* start *

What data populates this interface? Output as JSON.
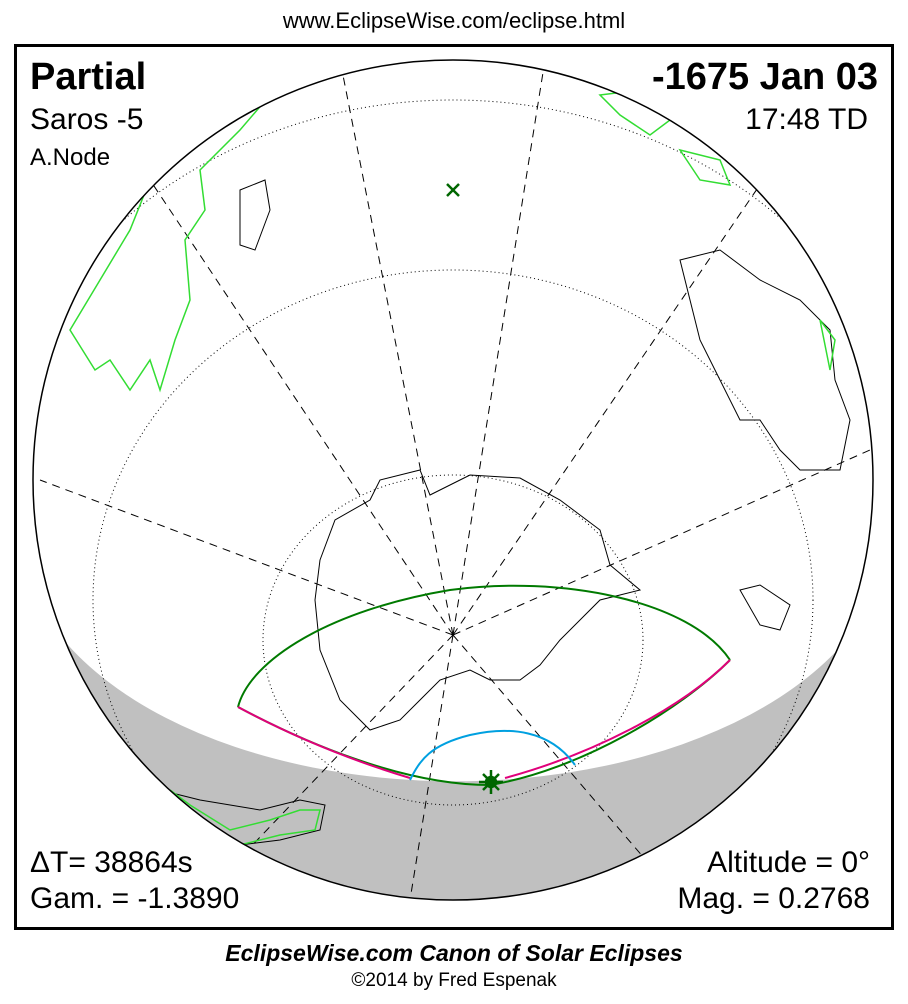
{
  "header_url": "www.EclipseWise.com/eclipse.html",
  "eclipse": {
    "type": "Partial",
    "saros": "Saros  -5",
    "node": "A.Node",
    "date": "-1675 Jan 03",
    "time": "17:48 TD",
    "delta_t": "ΔT=  38864s",
    "gamma": "Gam. = -1.3890",
    "altitude": "Altitude =  0°",
    "magnitude": "Mag. = 0.2768"
  },
  "footer": {
    "canon": "EclipseWise.com Canon of Solar Eclipses",
    "copyright": "©2014 by Fred Espenak"
  },
  "colors": {
    "night": "#c0c0c0",
    "eclipse_limits": "#007a00",
    "max_line": "#e0007a",
    "sunrise_curve": "#00a0e0",
    "land_green": "#33dd33",
    "marker": "#006600"
  }
}
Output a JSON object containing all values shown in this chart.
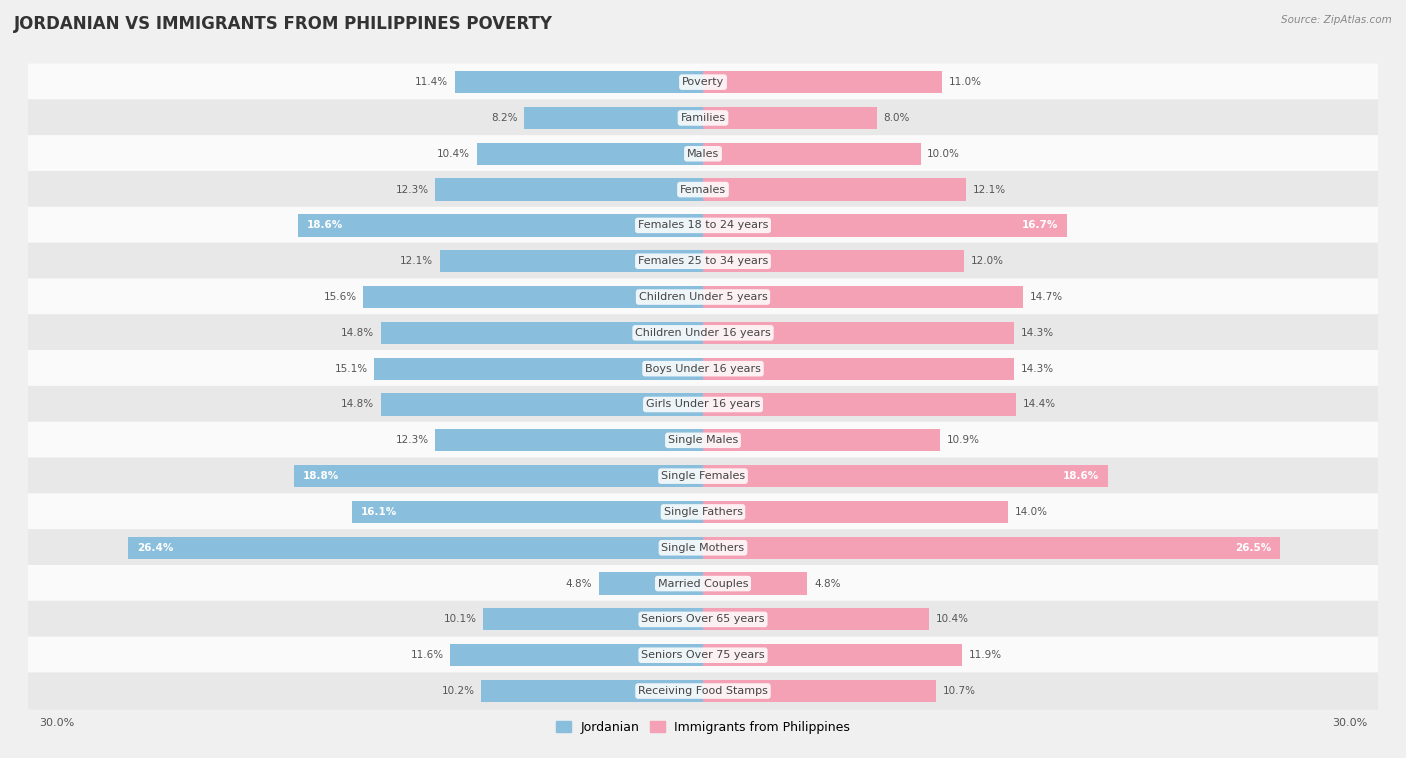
{
  "title": "JORDANIAN VS IMMIGRANTS FROM PHILIPPINES POVERTY",
  "source": "Source: ZipAtlas.com",
  "categories": [
    "Poverty",
    "Families",
    "Males",
    "Females",
    "Females 18 to 24 years",
    "Females 25 to 34 years",
    "Children Under 5 years",
    "Children Under 16 years",
    "Boys Under 16 years",
    "Girls Under 16 years",
    "Single Males",
    "Single Females",
    "Single Fathers",
    "Single Mothers",
    "Married Couples",
    "Seniors Over 65 years",
    "Seniors Over 75 years",
    "Receiving Food Stamps"
  ],
  "jordanian": [
    11.4,
    8.2,
    10.4,
    12.3,
    18.6,
    12.1,
    15.6,
    14.8,
    15.1,
    14.8,
    12.3,
    18.8,
    16.1,
    26.4,
    4.8,
    10.1,
    11.6,
    10.2
  ],
  "philippines": [
    11.0,
    8.0,
    10.0,
    12.1,
    16.7,
    12.0,
    14.7,
    14.3,
    14.3,
    14.4,
    10.9,
    18.6,
    14.0,
    26.5,
    4.8,
    10.4,
    11.9,
    10.7
  ],
  "jordanian_color": "#89bedc",
  "philippines_color": "#f4a0b5",
  "bar_height": 0.62,
  "xlim": 30,
  "background_color": "#f0f0f0",
  "row_light_color": "#fafafa",
  "row_dark_color": "#e8e8e8",
  "legend_jordanian": "Jordanian",
  "legend_philippines": "Immigrants from Philippines",
  "title_fontsize": 12,
  "label_fontsize": 8,
  "value_fontsize": 7.5,
  "axis_label_fontsize": 8
}
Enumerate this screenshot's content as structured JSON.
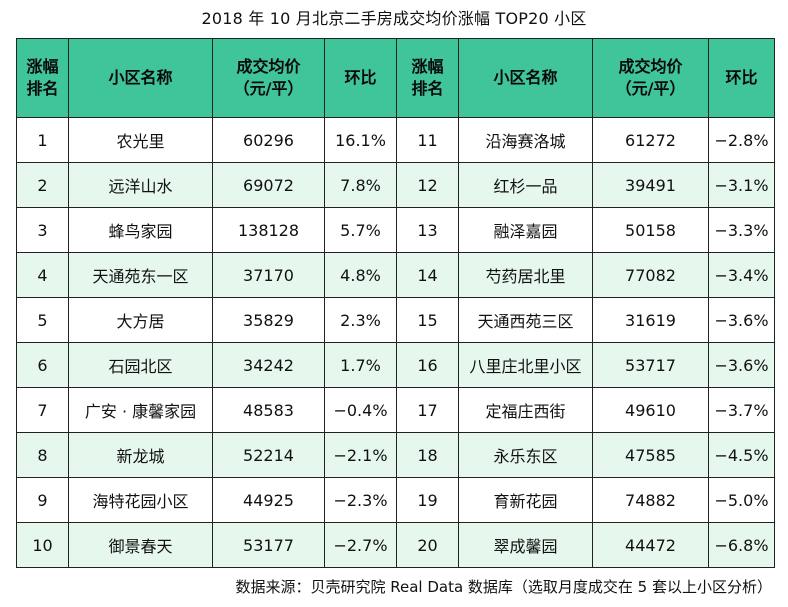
{
  "title": "2018 年 10 月北京二手房成交均价涨幅 TOP20 小区",
  "header": {
    "rank": [
      "涨幅",
      "排名"
    ],
    "name": "小区名称",
    "price": [
      "成交均价",
      "（元/平）"
    ],
    "change": "环比"
  },
  "rows": [
    {
      "left": {
        "rank": "1",
        "name": "农光里",
        "price": "60296",
        "change": "16.1%"
      },
      "right": {
        "rank": "11",
        "name": "沿海赛洛城",
        "price": "61272",
        "change": "−2.8%"
      }
    },
    {
      "left": {
        "rank": "2",
        "name": "远洋山水",
        "price": "69072",
        "change": "7.8%"
      },
      "right": {
        "rank": "12",
        "name": "红杉一品",
        "price": "39491",
        "change": "−3.1%"
      }
    },
    {
      "left": {
        "rank": "3",
        "name": "蜂鸟家园",
        "price": "138128",
        "change": "5.7%"
      },
      "right": {
        "rank": "13",
        "name": "融泽嘉园",
        "price": "50158",
        "change": "−3.3%"
      }
    },
    {
      "left": {
        "rank": "4",
        "name": "天通苑东一区",
        "price": "37170",
        "change": "4.8%"
      },
      "right": {
        "rank": "14",
        "name": "芍药居北里",
        "price": "77082",
        "change": "−3.4%"
      }
    },
    {
      "left": {
        "rank": "5",
        "name": "大方居",
        "price": "35829",
        "change": "2.3%"
      },
      "right": {
        "rank": "15",
        "name": "天通西苑三区",
        "price": "31619",
        "change": "−3.6%"
      }
    },
    {
      "left": {
        "rank": "6",
        "name": "石园北区",
        "price": "34242",
        "change": "1.7%"
      },
      "right": {
        "rank": "16",
        "name": "八里庄北里小区",
        "price": "53717",
        "change": "−3.6%"
      }
    },
    {
      "left": {
        "rank": "7",
        "name": "广安 · 康馨家园",
        "price": "48583",
        "change": "−0.4%"
      },
      "right": {
        "rank": "17",
        "name": "定福庄西街",
        "price": "49610",
        "change": "−3.7%"
      }
    },
    {
      "left": {
        "rank": "8",
        "name": "新龙城",
        "price": "52214",
        "change": "−2.1%"
      },
      "right": {
        "rank": "18",
        "name": "永乐东区",
        "price": "47585",
        "change": "−4.5%"
      }
    },
    {
      "left": {
        "rank": "9",
        "name": "海特花园小区",
        "price": "44925",
        "change": "−2.3%"
      },
      "right": {
        "rank": "19",
        "name": "育新花园",
        "price": "74882",
        "change": "−5.0%"
      }
    },
    {
      "left": {
        "rank": "10",
        "name": "御景春天",
        "price": "53177",
        "change": "−2.7%"
      },
      "right": {
        "rank": "20",
        "name": "翠成馨园",
        "price": "44472",
        "change": "−6.8%"
      }
    }
  ],
  "footer": "数据来源：贝壳研究院 Real Data 数据库（选取月度成交在 5 套以上小区分析）",
  "colors": {
    "header_bg": "#40c49a",
    "stripe_bg": "#e6f7ee",
    "border": "#222222"
  }
}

* end *

• [Written request] Pictures appear in the records above. Output everything except them, exactly.

• [Task answer]
What data populates this interface? Output as JSON.
{
  "header_url": "www.EclipseWise.com/eclipse.html",
  "eclipse": {
    "type": "Partial",
    "saros": "Saros  -5",
    "node": "A.Node",
    "date": "-1675 Jan 03",
    "time": "17:48 TD",
    "delta_t": "ΔT=  38864s",
    "gamma": "Gam. = -1.3890",
    "altitude": "Altitude =  0°",
    "magnitude": "Mag. = 0.2768"
  },
  "footer": {
    "canon": "EclipseWise.com Canon of Solar Eclipses",
    "copyright": "©2014 by Fred Espenak"
  },
  "colors": {
    "night": "#c0c0c0",
    "eclipse_limits": "#007a00",
    "max_line": "#e0007a",
    "sunrise_curve": "#00a0e0",
    "land_green": "#33dd33",
    "marker": "#006600"
  }
}
Output a JSON object containing all values shown in this chart.
{
  "title": "JORDANIAN VS IMMIGRANTS FROM PHILIPPINES POVERTY",
  "source": "Source: ZipAtlas.com",
  "categories": [
    "Poverty",
    "Families",
    "Males",
    "Females",
    "Females 18 to 24 years",
    "Females 25 to 34 years",
    "Children Under 5 years",
    "Children Under 16 years",
    "Boys Under 16 years",
    "Girls Under 16 years",
    "Single Males",
    "Single Females",
    "Single Fathers",
    "Single Mothers",
    "Married Couples",
    "Seniors Over 65 years",
    "Seniors Over 75 years",
    "Receiving Food Stamps"
  ],
  "jordanian": [
    11.4,
    8.2,
    10.4,
    12.3,
    18.6,
    12.1,
    15.6,
    14.8,
    15.1,
    14.8,
    12.3,
    18.8,
    16.1,
    26.4,
    4.8,
    10.1,
    11.6,
    10.2
  ],
  "philippines": [
    11.0,
    8.0,
    10.0,
    12.1,
    16.7,
    12.0,
    14.7,
    14.3,
    14.3,
    14.4,
    10.9,
    18.6,
    14.0,
    26.5,
    4.8,
    10.4,
    11.9,
    10.7
  ],
  "jordanian_color": "#89bedc",
  "philippines_color": "#f4a0b5",
  "bar_height": 0.62,
  "xlim": 30,
  "background_color": "#f0f0f0",
  "row_light_color": "#fafafa",
  "row_dark_color": "#e8e8e8",
  "legend_jordanian": "Jordanian",
  "legend_philippines": "Immigrants from Philippines",
  "title_fontsize": 12,
  "label_fontsize": 8,
  "value_fontsize": 7.5,
  "axis_label_fontsize": 8
}
Enumerate this screenshot's content as structured JSON.
{
  "title": "2018 年 10 月北京二手房成交均价涨幅 TOP20 小区",
  "header": {
    "rank": [
      "涨幅",
      "排名"
    ],
    "name": "小区名称",
    "price": [
      "成交均价",
      "（元/平）"
    ],
    "change": "环比"
  },
  "rows": [
    {
      "left": {
        "rank": "1",
        "name": "农光里",
        "price": "60296",
        "change": "16.1%"
      },
      "right": {
        "rank": "11",
        "name": "沿海赛洛城",
        "price": "61272",
        "change": "−2.8%"
      }
    },
    {
      "left": {
        "rank": "2",
        "name": "远洋山水",
        "price": "69072",
        "change": "7.8%"
      },
      "right": {
        "rank": "12",
        "name": "红杉一品",
        "price": "39491",
        "change": "−3.1%"
      }
    },
    {
      "left": {
        "rank": "3",
        "name": "蜂鸟家园",
        "price": "138128",
        "change": "5.7%"
      },
      "right": {
        "rank": "13",
        "name": "融泽嘉园",
        "price": "50158",
        "change": "−3.3%"
      }
    },
    {
      "left": {
        "rank": "4",
        "name": "天通苑东一区",
        "price": "37170",
        "change": "4.8%"
      },
      "right": {
        "rank": "14",
        "name": "芍药居北里",
        "price": "77082",
        "change": "−3.4%"
      }
    },
    {
      "left": {
        "rank": "5",
        "name": "大方居",
        "price": "35829",
        "change": "2.3%"
      },
      "right": {
        "rank": "15",
        "name": "天通西苑三区",
        "price": "31619",
        "change": "−3.6%"
      }
    },
    {
      "left": {
        "rank": "6",
        "name": "石园北区",
        "price": "34242",
        "change": "1.7%"
      },
      "right": {
        "rank": "16",
        "name": "八里庄北里小区",
        "price": "53717",
        "change": "−3.6%"
      }
    },
    {
      "left": {
        "rank": "7",
        "name": "广安 · 康馨家园",
        "price": "48583",
        "change": "−0.4%"
      },
      "right": {
        "rank": "17",
        "name": "定福庄西街",
        "price": "49610",
        "change": "−3.7%"
      }
    },
    {
      "left": {
        "rank": "8",
        "name": "新龙城",
        "price": "52214",
        "change": "−2.1%"
      },
      "right": {
        "rank": "18",
        "name": "永乐东区",
        "price": "47585",
        "change": "−4.5%"
      }
    },
    {
      "left": {
        "rank": "9",
        "name": "海特花园小区",
        "price": "44925",
        "change": "−2.3%"
      },
      "right": {
        "rank": "19",
        "name": "育新花园",
        "price": "74882",
        "change": "−5.0%"
      }
    },
    {
      "left": {
        "rank": "10",
        "name": "御景春天",
        "price": "53177",
        "change": "−2.7%"
      },
      "right": {
        "rank": "20",
        "name": "翠成馨园",
        "price": "44472",
        "change": "−6.8%"
      }
    }
  ],
  "footer": "数据来源：贝壳研究院 Real Data 数据库（选取月度成交在 5 套以上小区分析）",
  "colors": {
    "header_bg": "#40c49a",
    "stripe_bg": "#e6f7ee",
    "border": "#222222"
  }
}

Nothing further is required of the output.